• [Stated goal]
Would it be possible to write out each entry below exactly, without the pictures?

• [Records provided]
═══
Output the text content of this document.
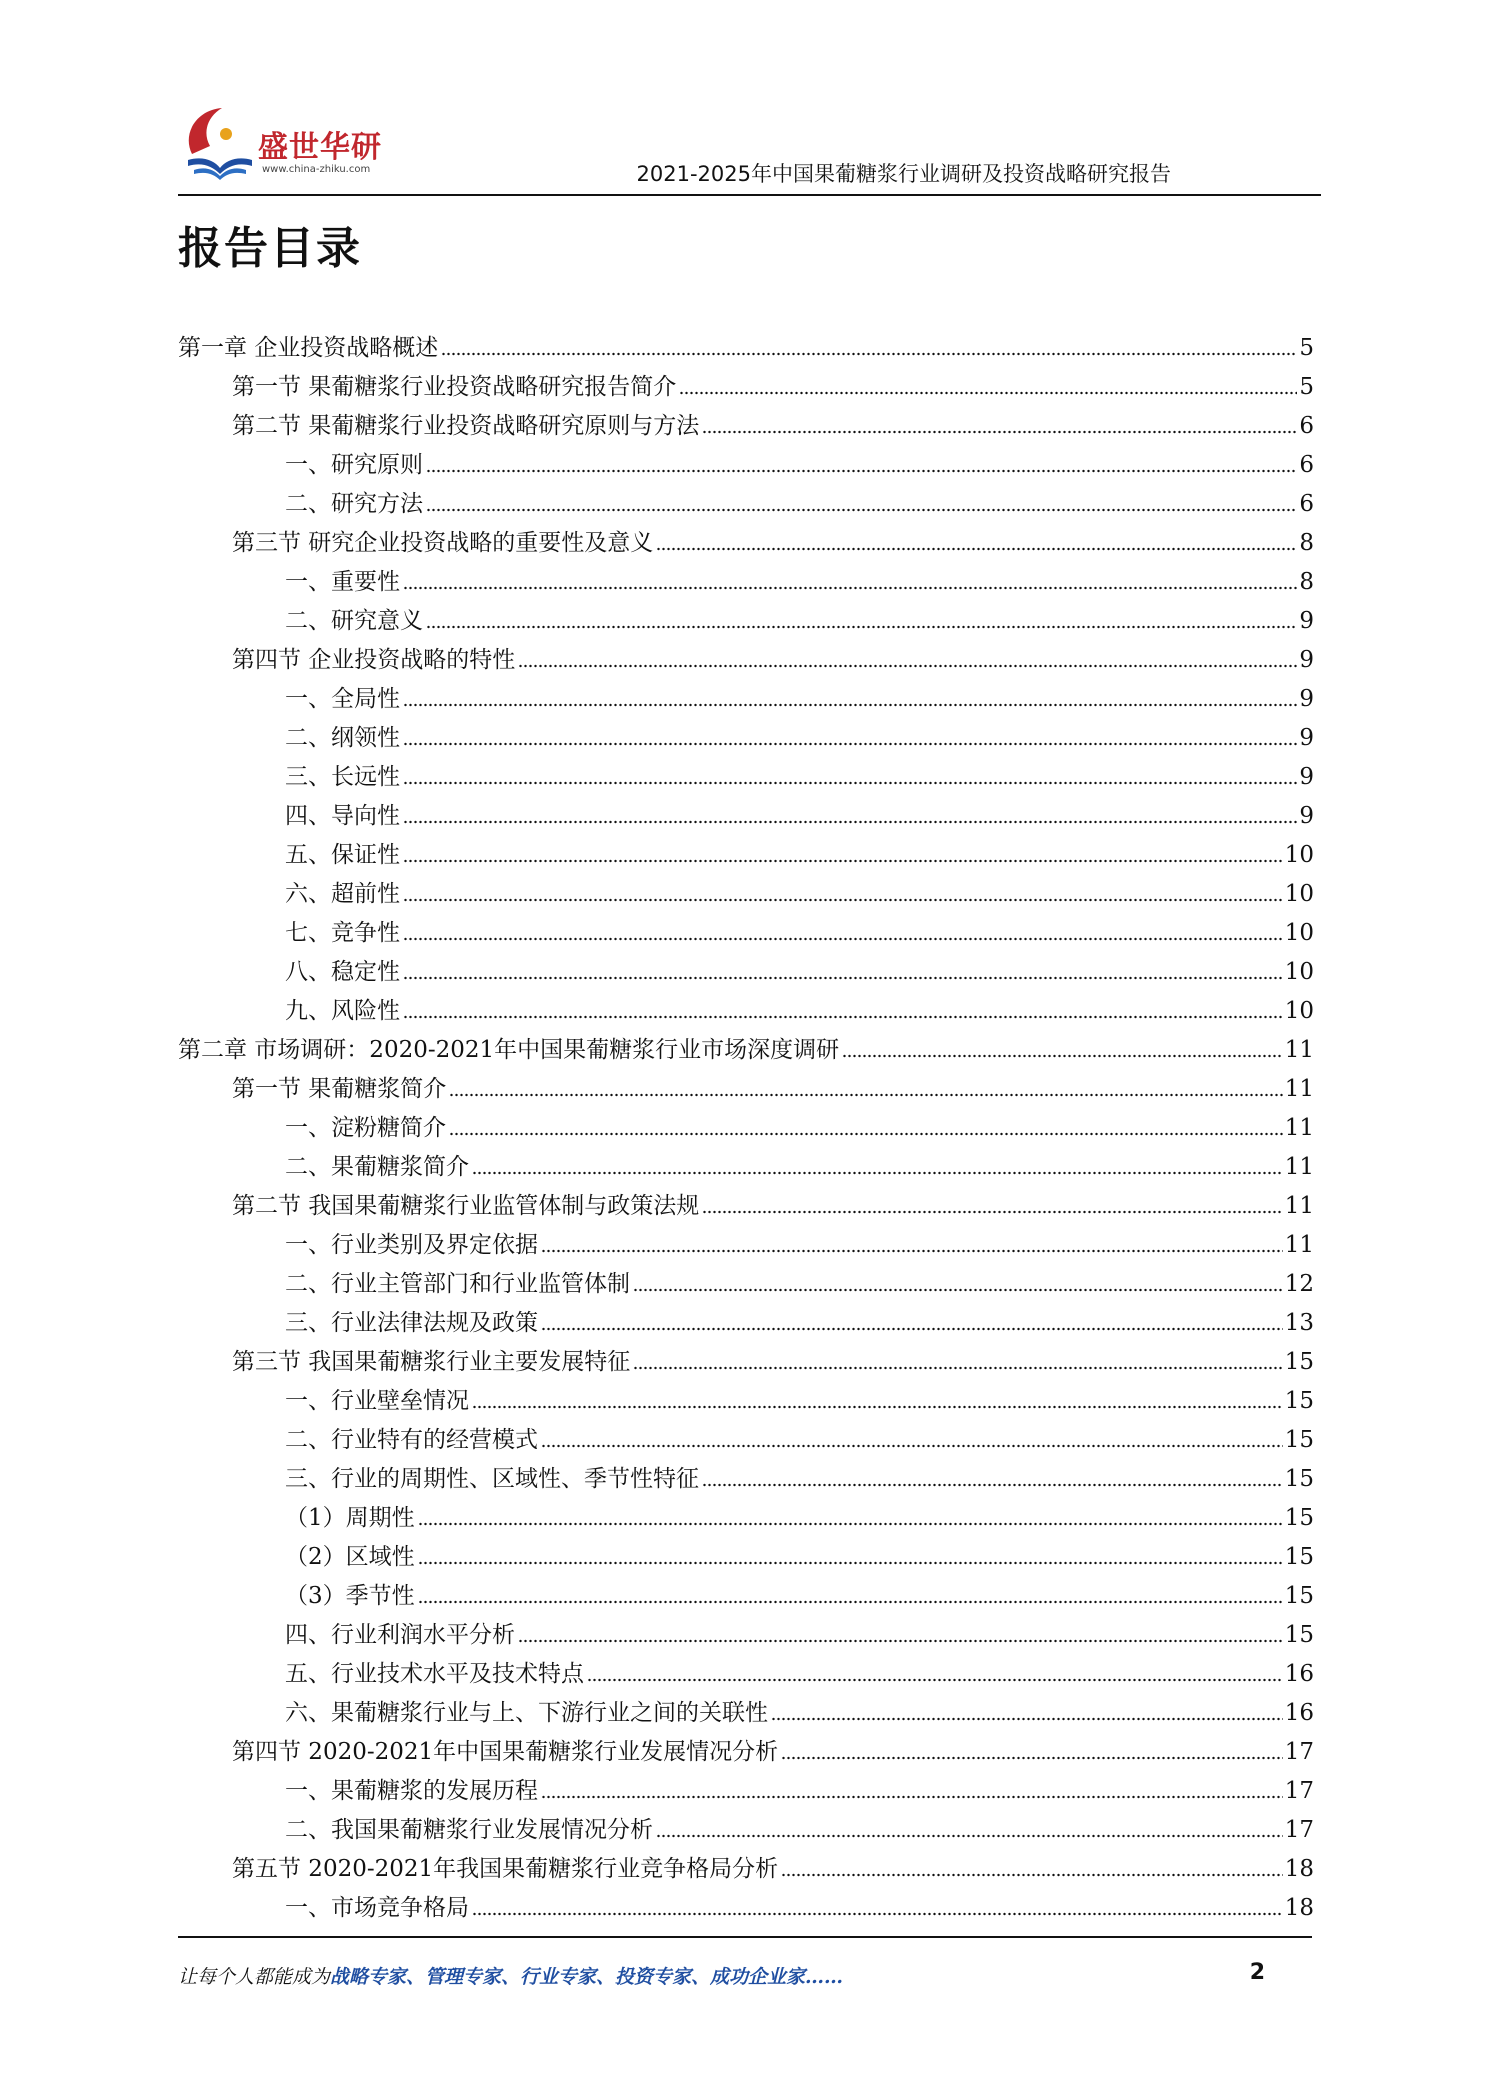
盛世华研
www.china-zhiku.com	2021-2025年中国果葡糖浆行业调研及投资战略研究报告
报告目录
第一章 企业投资战略概述	5
第一节 果葡糖浆行业投资战略研究报告简介	5
第二节 果葡糖浆行业投资战略研究原则与方法	6
一、研究原则	6
二、研究方法	6
第三节 研究企业投资战略的重要性及意义	8
一、重要性	8
二、研究意义	9
第四节 企业投资战略的特性	9
一、全局性	9
二、纲领性	9
三、长远性	9
四、导向性	9
五、保证性	10
六、超前性	10
七、竞争性	10
八、稳定性	10
九、风险性	10
第二章 市场调研：2020-2021年中国果葡糖浆行业市场深度调研	11
第一节 果葡糖浆简介	11
一、淀粉糖简介	11
二、果葡糖浆简介	11
第二节 我国果葡糖浆行业监管体制与政策法规	11
一、行业类别及界定依据	11
二、行业主管部门和行业监管体制	12
三、行业法律法规及政策	13
第三节 我国果葡糖浆行业主要发展特征	15
一、行业壁垒情况	15
二、行业特有的经营模式	15
三、行业的周期性、区域性、季节性特征	15
（1）周期性	15
（2）区域性	15
（3）季节性	15
四、行业利润水平分析	15
五、行业技术水平及技术特点	16
六、果葡糖浆行业与上、下游行业之间的关联性	16
第四节 2020-2021年中国果葡糖浆行业发展情况分析	17
一、果葡糖浆的发展历程	17
二、我国果葡糖浆行业发展情况分析	17
第五节 2020-2021年我国果葡糖浆行业竞争格局分析	18
一、市场竞争格局	18
让每个人都能成为战略专家、管理专家、行业专家、投资专家、成功企业家……	2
═══
• [Complete response]
Output the text content of this document.
盛世华研
www.china-zhiku.com	2021-2025年中国果葡糖浆行业调研及投资战略研究报告
报告目录
第一章 企业投资战略概述	5
第一节 果葡糖浆行业投资战略研究报告简介	5
第二节 果葡糖浆行业投资战略研究原则与方法	6
一、研究原则	6
二、研究方法	6
第三节 研究企业投资战略的重要性及意义	8
一、重要性	8
二、研究意义	9
第四节 企业投资战略的特性	9
一、全局性	9
二、纲领性	9
三、长远性	9
四、导向性	9
五、保证性	10
六、超前性	10
七、竞争性	10
八、稳定性	10
九、风险性	10
第二章 市场调研：2020-2021年中国果葡糖浆行业市场深度调研	11
第一节 果葡糖浆简介	11
一、淀粉糖简介	11
二、果葡糖浆简介	11
第二节 我国果葡糖浆行业监管体制与政策法规	11
一、行业类别及界定依据	11
二、行业主管部门和行业监管体制	12
三、行业法律法规及政策	13
第三节 我国果葡糖浆行业主要发展特征	15
一、行业壁垒情况	15
二、行业特有的经营模式	15
三、行业的周期性、区域性、季节性特征	15
（1）周期性	15
（2）区域性	15
（3）季节性	15
四、行业利润水平分析	15
五、行业技术水平及技术特点	16
六、果葡糖浆行业与上、下游行业之间的关联性	16
第四节 2020-2021年中国果葡糖浆行业发展情况分析	17
一、果葡糖浆的发展历程	17
二、我国果葡糖浆行业发展情况分析	17
第五节 2020-2021年我国果葡糖浆行业竞争格局分析	18
一、市场竞争格局	18
让每个人都能成为战略专家、管理专家、行业专家、投资专家、成功企业家……	2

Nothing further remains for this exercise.